_Task to complete_
Copy all lines below containing "Stmt".

_Given information_
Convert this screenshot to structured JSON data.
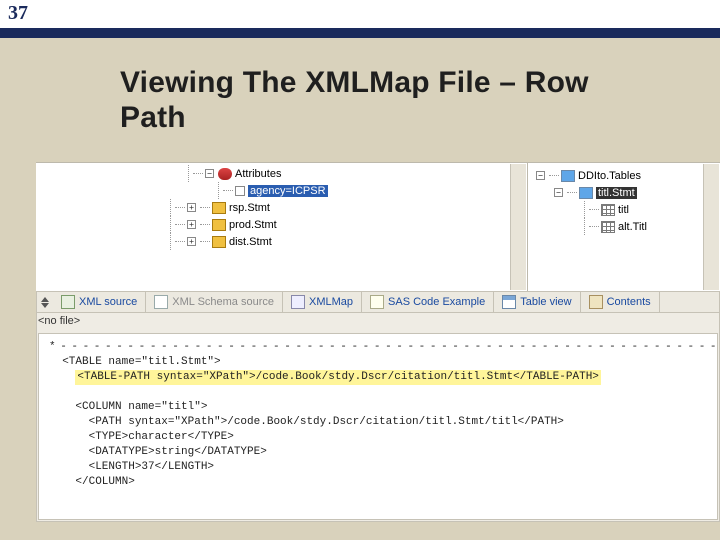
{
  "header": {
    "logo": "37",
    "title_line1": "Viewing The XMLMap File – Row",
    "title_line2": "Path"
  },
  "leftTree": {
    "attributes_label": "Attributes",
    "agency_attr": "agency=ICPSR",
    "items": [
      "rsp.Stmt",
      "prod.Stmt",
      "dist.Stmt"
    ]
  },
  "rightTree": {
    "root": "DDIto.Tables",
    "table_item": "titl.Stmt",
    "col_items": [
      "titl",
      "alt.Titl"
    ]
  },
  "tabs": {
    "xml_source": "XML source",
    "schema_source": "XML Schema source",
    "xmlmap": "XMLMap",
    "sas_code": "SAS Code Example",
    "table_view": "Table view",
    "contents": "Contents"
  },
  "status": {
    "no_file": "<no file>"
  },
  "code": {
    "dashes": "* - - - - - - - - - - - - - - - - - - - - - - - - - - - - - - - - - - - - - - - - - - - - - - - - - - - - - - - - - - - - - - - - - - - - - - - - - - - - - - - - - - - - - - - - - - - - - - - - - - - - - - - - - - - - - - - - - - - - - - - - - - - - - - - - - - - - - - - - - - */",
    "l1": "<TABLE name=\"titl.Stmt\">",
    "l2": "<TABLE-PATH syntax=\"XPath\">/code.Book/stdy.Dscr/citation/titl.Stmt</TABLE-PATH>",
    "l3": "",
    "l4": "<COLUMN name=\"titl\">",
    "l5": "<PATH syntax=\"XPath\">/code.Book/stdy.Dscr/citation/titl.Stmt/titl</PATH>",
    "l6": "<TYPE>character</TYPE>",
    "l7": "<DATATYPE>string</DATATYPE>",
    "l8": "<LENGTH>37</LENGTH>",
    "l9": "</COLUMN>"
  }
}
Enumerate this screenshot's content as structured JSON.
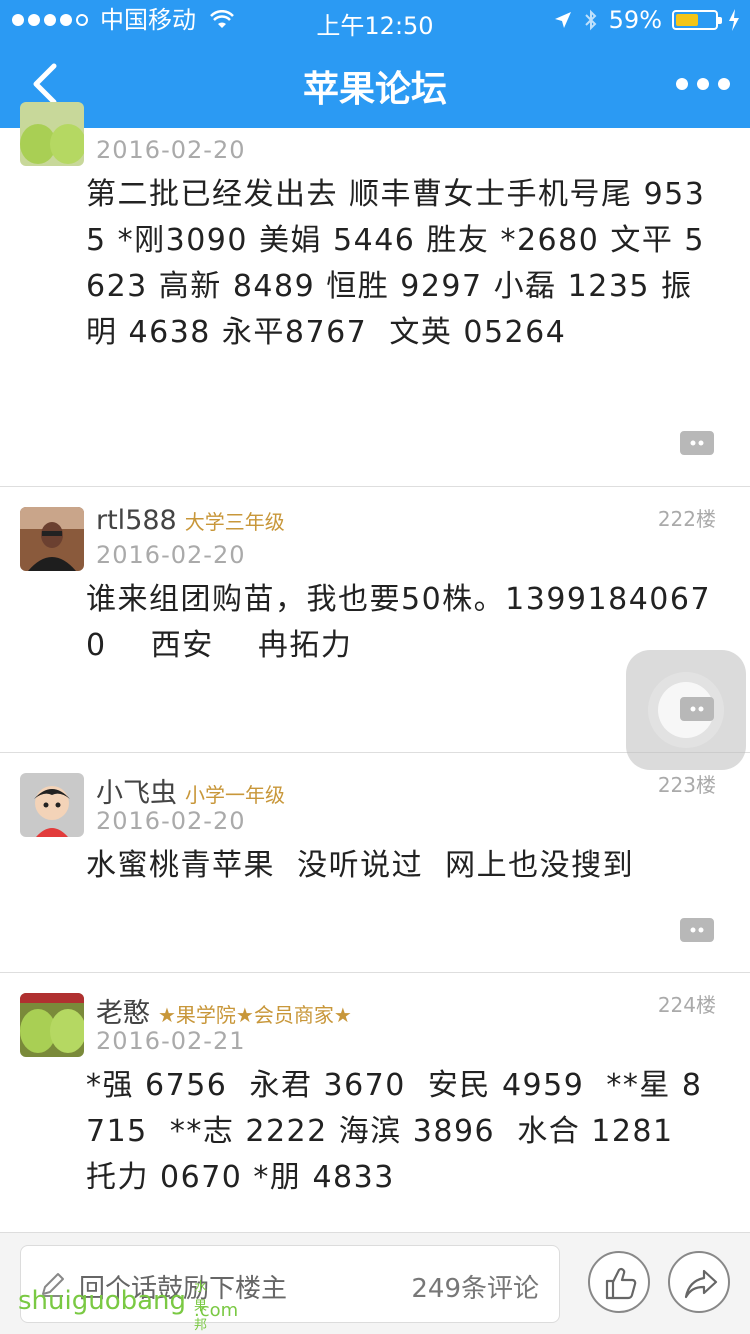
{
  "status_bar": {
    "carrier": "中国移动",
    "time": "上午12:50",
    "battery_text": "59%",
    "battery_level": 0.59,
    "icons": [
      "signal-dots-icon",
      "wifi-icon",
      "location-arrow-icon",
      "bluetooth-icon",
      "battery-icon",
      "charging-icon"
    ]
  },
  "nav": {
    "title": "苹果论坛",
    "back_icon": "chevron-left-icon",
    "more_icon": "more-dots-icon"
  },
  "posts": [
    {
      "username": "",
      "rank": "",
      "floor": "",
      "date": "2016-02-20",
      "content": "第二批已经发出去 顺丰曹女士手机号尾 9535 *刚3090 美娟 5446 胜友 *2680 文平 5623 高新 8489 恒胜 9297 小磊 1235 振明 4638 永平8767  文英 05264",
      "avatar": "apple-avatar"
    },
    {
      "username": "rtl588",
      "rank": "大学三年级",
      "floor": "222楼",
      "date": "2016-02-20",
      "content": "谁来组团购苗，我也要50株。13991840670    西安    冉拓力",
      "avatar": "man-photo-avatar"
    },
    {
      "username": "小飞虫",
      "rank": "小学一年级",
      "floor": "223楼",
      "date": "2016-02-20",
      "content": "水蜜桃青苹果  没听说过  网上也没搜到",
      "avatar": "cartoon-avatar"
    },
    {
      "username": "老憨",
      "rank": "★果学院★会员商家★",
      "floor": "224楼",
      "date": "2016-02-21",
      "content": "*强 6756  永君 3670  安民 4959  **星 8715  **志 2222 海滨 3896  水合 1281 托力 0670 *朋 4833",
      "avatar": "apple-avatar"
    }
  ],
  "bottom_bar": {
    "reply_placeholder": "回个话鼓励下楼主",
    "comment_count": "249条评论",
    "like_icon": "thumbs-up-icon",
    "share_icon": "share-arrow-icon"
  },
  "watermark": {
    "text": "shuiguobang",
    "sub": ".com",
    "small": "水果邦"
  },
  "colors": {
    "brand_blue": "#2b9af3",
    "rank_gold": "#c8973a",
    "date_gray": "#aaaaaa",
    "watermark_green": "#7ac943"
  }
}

--

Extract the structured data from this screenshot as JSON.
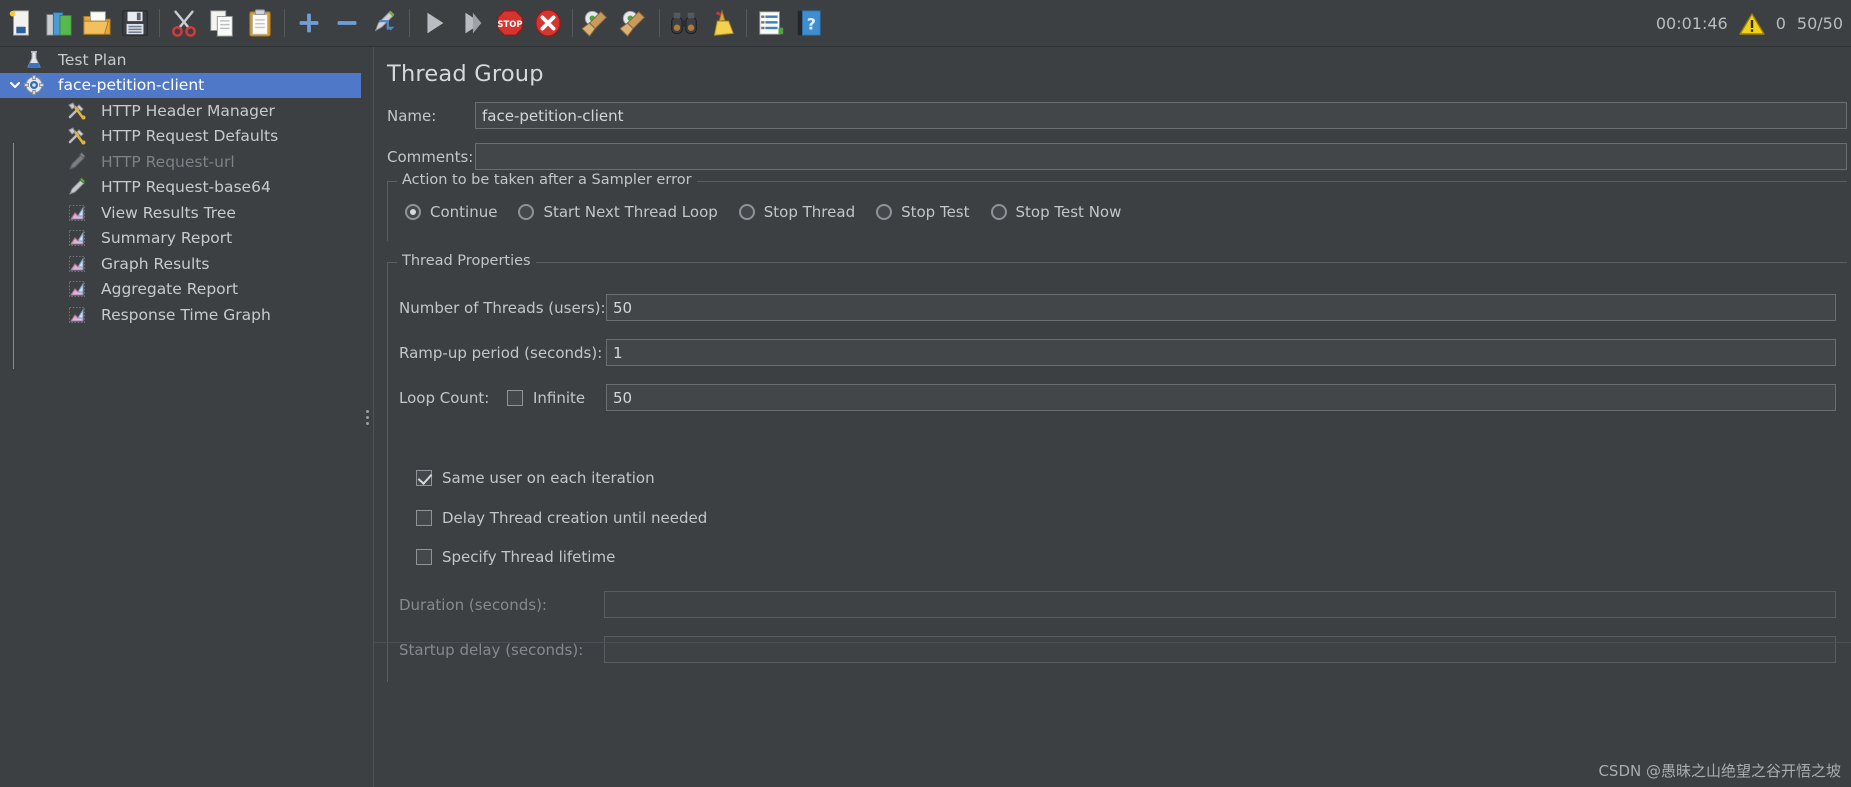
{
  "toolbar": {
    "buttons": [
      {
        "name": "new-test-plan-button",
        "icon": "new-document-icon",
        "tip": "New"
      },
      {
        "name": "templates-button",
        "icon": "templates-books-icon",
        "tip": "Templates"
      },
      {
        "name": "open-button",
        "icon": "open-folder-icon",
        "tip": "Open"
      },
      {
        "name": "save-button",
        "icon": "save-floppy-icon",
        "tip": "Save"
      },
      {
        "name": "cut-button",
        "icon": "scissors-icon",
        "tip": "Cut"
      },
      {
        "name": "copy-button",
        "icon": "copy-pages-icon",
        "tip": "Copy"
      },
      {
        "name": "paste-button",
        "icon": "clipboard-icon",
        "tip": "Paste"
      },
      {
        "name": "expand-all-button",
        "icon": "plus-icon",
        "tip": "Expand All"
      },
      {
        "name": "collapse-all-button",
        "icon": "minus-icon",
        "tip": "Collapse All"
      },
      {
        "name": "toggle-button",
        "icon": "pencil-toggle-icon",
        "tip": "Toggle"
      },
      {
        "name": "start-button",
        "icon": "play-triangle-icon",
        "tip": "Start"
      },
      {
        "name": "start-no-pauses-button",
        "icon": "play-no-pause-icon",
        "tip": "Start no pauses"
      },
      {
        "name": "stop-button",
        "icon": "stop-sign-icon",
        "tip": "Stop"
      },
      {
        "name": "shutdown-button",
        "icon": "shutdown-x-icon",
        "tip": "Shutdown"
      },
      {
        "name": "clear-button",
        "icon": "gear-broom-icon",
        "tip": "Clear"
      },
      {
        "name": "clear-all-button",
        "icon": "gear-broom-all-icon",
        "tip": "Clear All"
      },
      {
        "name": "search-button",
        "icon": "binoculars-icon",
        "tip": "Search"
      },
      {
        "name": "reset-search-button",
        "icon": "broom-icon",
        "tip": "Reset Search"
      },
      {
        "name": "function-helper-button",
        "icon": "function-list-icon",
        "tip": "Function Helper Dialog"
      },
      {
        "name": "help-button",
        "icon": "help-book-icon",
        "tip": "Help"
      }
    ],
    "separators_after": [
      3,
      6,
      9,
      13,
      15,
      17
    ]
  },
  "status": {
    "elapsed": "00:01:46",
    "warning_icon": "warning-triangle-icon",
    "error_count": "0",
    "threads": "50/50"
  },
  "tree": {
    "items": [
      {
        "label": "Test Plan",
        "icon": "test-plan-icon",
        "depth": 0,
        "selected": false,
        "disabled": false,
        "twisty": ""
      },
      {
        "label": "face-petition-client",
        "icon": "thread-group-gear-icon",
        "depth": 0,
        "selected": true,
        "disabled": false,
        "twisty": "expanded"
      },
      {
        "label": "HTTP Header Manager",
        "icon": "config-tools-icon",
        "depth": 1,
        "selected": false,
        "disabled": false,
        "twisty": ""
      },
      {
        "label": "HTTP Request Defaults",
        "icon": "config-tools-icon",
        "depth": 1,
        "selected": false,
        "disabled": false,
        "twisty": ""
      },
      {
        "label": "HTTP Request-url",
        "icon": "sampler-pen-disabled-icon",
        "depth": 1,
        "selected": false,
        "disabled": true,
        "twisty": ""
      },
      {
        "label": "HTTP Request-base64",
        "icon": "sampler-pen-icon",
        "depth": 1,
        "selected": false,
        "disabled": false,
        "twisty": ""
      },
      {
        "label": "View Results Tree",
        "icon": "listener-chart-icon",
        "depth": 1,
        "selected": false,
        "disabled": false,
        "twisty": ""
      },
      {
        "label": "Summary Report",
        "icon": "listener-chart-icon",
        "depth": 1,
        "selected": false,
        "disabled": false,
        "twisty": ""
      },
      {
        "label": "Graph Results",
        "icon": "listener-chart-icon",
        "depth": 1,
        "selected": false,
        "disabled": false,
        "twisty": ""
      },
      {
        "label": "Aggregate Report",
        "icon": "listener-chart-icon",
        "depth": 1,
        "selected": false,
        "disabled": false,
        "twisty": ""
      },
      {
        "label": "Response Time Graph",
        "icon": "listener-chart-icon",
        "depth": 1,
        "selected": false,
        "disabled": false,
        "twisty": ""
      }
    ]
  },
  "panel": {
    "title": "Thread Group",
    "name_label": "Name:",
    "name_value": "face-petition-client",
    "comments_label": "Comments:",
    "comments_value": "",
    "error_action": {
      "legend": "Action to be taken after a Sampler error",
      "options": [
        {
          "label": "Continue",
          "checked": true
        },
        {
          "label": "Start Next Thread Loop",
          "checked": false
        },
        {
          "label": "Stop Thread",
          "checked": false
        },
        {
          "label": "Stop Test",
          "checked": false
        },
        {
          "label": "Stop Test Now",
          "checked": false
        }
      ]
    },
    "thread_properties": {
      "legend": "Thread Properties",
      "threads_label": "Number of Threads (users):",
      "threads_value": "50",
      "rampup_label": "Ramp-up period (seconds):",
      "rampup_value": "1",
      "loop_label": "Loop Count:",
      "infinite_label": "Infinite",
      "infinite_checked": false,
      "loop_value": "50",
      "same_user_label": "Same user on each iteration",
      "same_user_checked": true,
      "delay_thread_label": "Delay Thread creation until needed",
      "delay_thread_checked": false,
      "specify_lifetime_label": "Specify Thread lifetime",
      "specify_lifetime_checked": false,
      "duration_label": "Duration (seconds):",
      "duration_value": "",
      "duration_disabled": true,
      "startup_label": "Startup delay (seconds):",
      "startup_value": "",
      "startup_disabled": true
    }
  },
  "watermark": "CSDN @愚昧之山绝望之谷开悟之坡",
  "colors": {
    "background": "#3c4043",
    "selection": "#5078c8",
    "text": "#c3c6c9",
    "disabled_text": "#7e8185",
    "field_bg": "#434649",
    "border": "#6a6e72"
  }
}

_Full solution_
      "rsp.Stmt",
      "prod.Stmt",
      "dist.Stmt"
    "table_item": "titl.Stmt",
    "l1": "<TABLE name=\"titl.Stmt\">",
    "l2": "<TABLE-PATH syntax=\"XPath\">/code.Book/stdy.Dscr/citation/titl.Stmt</TABLE-PATH>",
    "l5": "<PATH syntax=\"XPath\">/code.Book/stdy.Dscr/citation/titl.Stmt/titl</PATH>",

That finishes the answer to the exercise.